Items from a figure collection

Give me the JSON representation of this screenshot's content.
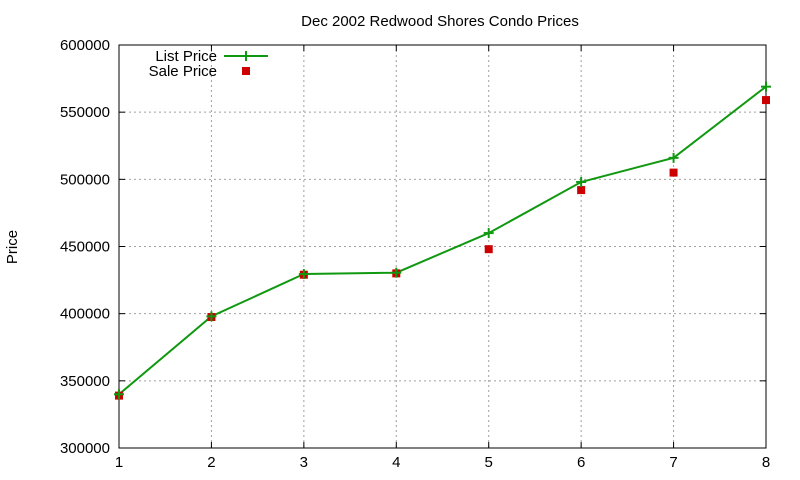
{
  "chart_data": {
    "type": "line",
    "title": "Dec 2002 Redwood Shores Condo Prices",
    "xlabel": "",
    "ylabel": "Price",
    "x": [
      1,
      2,
      3,
      4,
      5,
      6,
      7,
      8
    ],
    "xlim": [
      1,
      8
    ],
    "ylim": [
      300000,
      600000
    ],
    "xticks": [
      "1",
      "2",
      "3",
      "4",
      "5",
      "6",
      "7",
      "8"
    ],
    "yticks": [
      "300000",
      "350000",
      "400000",
      "450000",
      "500000",
      "550000",
      "600000"
    ],
    "grid": true,
    "legend_position": "top-left",
    "series": [
      {
        "name": "List Price",
        "style": "line-plus",
        "color": "#109910",
        "values": [
          340000,
          398000,
          429500,
          430500,
          460000,
          498000,
          516000,
          569000
        ]
      },
      {
        "name": "Sale Price",
        "style": "square",
        "color": "#cc0000",
        "values": [
          339000,
          397500,
          429000,
          430000,
          448000,
          492000,
          505000,
          559000
        ]
      }
    ]
  }
}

**AIM OF THE TASK:** Each record above must be returned exactly as written, with its pictures omitted.

**SOLVED PROBLEM:**
Give me the JSON representation of this screenshot's content.
{
  "chart_data": {
    "type": "line",
    "title": "Dec 2002 Redwood Shores Condo Prices",
    "xlabel": "",
    "ylabel": "Price",
    "x": [
      1,
      2,
      3,
      4,
      5,
      6,
      7,
      8
    ],
    "xlim": [
      1,
      8
    ],
    "ylim": [
      300000,
      600000
    ],
    "xticks": [
      "1",
      "2",
      "3",
      "4",
      "5",
      "6",
      "7",
      "8"
    ],
    "yticks": [
      "300000",
      "350000",
      "400000",
      "450000",
      "500000",
      "550000",
      "600000"
    ],
    "grid": true,
    "legend_position": "top-left",
    "series": [
      {
        "name": "List Price",
        "style": "line-plus",
        "color": "#109910",
        "values": [
          340000,
          398000,
          429500,
          430500,
          460000,
          498000,
          516000,
          569000
        ]
      },
      {
        "name": "Sale Price",
        "style": "square",
        "color": "#cc0000",
        "values": [
          339000,
          397500,
          429000,
          430000,
          448000,
          492000,
          505000,
          559000
        ]
      }
    ]
  }
}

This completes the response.